┌─ Records for the task

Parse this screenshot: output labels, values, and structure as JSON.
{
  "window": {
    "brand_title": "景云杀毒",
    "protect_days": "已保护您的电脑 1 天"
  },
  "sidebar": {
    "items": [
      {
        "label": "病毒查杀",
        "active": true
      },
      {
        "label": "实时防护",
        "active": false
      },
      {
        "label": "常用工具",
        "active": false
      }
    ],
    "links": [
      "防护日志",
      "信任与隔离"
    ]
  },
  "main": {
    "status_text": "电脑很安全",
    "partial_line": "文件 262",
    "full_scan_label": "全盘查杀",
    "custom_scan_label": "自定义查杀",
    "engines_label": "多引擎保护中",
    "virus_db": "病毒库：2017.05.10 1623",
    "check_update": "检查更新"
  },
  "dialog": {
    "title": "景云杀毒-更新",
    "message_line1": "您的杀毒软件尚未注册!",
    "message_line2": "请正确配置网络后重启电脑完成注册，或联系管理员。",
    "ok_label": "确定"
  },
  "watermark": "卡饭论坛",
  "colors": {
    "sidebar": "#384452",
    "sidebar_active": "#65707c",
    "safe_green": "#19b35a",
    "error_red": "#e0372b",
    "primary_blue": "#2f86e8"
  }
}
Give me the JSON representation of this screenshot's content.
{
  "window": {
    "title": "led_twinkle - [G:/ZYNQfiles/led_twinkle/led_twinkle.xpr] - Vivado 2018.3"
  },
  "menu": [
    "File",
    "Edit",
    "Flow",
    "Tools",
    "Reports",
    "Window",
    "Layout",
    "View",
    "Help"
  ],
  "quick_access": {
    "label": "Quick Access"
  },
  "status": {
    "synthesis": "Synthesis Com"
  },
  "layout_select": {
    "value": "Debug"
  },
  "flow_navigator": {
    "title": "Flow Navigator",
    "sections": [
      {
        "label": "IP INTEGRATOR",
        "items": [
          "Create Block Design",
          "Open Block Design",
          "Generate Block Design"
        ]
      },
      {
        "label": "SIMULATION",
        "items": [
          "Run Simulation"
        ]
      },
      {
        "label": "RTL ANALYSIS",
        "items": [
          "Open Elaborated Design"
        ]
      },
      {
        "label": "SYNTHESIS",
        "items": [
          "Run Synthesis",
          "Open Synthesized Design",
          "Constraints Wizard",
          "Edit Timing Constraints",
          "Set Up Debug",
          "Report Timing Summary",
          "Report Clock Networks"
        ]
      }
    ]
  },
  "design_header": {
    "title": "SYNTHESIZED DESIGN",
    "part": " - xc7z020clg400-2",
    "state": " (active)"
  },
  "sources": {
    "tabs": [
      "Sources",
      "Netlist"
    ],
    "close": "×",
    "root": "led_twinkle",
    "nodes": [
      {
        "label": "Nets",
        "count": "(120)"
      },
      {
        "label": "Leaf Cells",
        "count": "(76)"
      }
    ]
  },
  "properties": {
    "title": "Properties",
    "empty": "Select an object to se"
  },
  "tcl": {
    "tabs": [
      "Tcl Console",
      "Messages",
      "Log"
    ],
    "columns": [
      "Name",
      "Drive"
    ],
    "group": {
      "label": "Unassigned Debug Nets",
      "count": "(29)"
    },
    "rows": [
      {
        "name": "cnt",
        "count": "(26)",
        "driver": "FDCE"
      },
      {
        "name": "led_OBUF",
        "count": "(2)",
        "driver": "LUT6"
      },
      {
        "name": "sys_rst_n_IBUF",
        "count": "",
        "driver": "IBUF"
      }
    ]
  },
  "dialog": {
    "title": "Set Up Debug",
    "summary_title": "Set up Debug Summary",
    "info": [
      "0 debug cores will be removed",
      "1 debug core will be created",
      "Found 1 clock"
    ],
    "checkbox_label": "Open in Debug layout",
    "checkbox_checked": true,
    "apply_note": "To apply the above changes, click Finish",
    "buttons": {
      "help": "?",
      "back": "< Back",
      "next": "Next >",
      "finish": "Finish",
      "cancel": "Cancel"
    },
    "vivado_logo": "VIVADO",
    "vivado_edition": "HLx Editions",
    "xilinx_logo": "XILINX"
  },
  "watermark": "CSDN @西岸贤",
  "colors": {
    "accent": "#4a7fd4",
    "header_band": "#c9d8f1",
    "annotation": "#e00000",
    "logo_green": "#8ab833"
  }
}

└─

**What the exercise asks:**
Each record above should be transcribed exactly.

**Result for this exercise:**
Parse this screenshot: output labels, values, and structure as JSON.
{
  "window": {
    "brand_title": "景云杀毒",
    "protect_days": "已保护您的电脑 1 天"
  },
  "sidebar": {
    "items": [
      {
        "label": "病毒查杀",
        "active": true
      },
      {
        "label": "实时防护",
        "active": false
      },
      {
        "label": "常用工具",
        "active": false
      }
    ],
    "links": [
      "防护日志",
      "信任与隔离"
    ]
  },
  "main": {
    "status_text": "电脑很安全",
    "partial_line": "文件 262",
    "full_scan_label": "全盘查杀",
    "custom_scan_label": "自定义查杀",
    "engines_label": "多引擎保护中",
    "virus_db": "病毒库：2017.05.10 1623",
    "check_update": "检查更新"
  },
  "dialog": {
    "title": "景云杀毒-更新",
    "message_line1": "您的杀毒软件尚未注册!",
    "message_line2": "请正确配置网络后重启电脑完成注册，或联系管理员。",
    "ok_label": "确定"
  },
  "watermark": "卡饭论坛",
  "colors": {
    "sidebar": "#384452",
    "sidebar_active": "#65707c",
    "safe_green": "#19b35a",
    "error_red": "#e0372b",
    "primary_blue": "#2f86e8"
  }
}
Give me the JSON representation of this screenshot's content.
{
  "window": {
    "title": "led_twinkle - [G:/ZYNQfiles/led_twinkle/led_twinkle.xpr] - Vivado 2018.3"
  },
  "menu": [
    "File",
    "Edit",
    "Flow",
    "Tools",
    "Reports",
    "Window",
    "Layout",
    "View",
    "Help"
  ],
  "quick_access": {
    "label": "Quick Access"
  },
  "status": {
    "synthesis": "Synthesis Com"
  },
  "layout_select": {
    "value": "Debug"
  },
  "flow_navigator": {
    "title": "Flow Navigator",
    "sections": [
      {
        "label": "IP INTEGRATOR",
        "items": [
          "Create Block Design",
          "Open Block Design",
          "Generate Block Design"
        ]
      },
      {
        "label": "SIMULATION",
        "items": [
          "Run Simulation"
        ]
      },
      {
        "label": "RTL ANALYSIS",
        "items": [
          "Open Elaborated Design"
        ]
      },
      {
        "label": "SYNTHESIS",
        "items": [
          "Run Synthesis",
          "Open Synthesized Design",
          "Constraints Wizard",
          "Edit Timing Constraints",
          "Set Up Debug",
          "Report Timing Summary",
          "Report Clock Networks"
        ]
      }
    ]
  },
  "design_header": {
    "title": "SYNTHESIZED DESIGN",
    "part": " - xc7z020clg400-2",
    "state": " (active)"
  },
  "sources": {
    "tabs": [
      "Sources",
      "Netlist"
    ],
    "close": "×",
    "root": "led_twinkle",
    "nodes": [
      {
        "label": "Nets",
        "count": "(120)"
      },
      {
        "label": "Leaf Cells",
        "count": "(76)"
      }
    ]
  },
  "properties": {
    "title": "Properties",
    "empty": "Select an object to se"
  },
  "tcl": {
    "tabs": [
      "Tcl Console",
      "Messages",
      "Log"
    ],
    "columns": [
      "Name",
      "Drive"
    ],
    "group": {
      "label": "Unassigned Debug Nets",
      "count": "(29)"
    },
    "rows": [
      {
        "name": "cnt",
        "count": "(26)",
        "driver": "FDCE"
      },
      {
        "name": "led_OBUF",
        "count": "(2)",
        "driver": "LUT6"
      },
      {
        "name": "sys_rst_n_IBUF",
        "count": "",
        "driver": "IBUF"
      }
    ]
  },
  "dialog": {
    "title": "Set Up Debug",
    "summary_title": "Set up Debug Summary",
    "info": [
      "0 debug cores will be removed",
      "1 debug core will be created",
      "Found 1 clock"
    ],
    "checkbox_label": "Open in Debug layout",
    "checkbox_checked": true,
    "apply_note": "To apply the above changes, click Finish",
    "buttons": {
      "help": "?",
      "back": "< Back",
      "next": "Next >",
      "finish": "Finish",
      "cancel": "Cancel"
    },
    "vivado_logo": "VIVADO",
    "vivado_edition": "HLx Editions",
    "xilinx_logo": "XILINX"
  },
  "watermark": "CSDN @西岸贤",
  "colors": {
    "accent": "#4a7fd4",
    "header_band": "#c9d8f1",
    "annotation": "#e00000",
    "logo_green": "#8ab833"
  }
}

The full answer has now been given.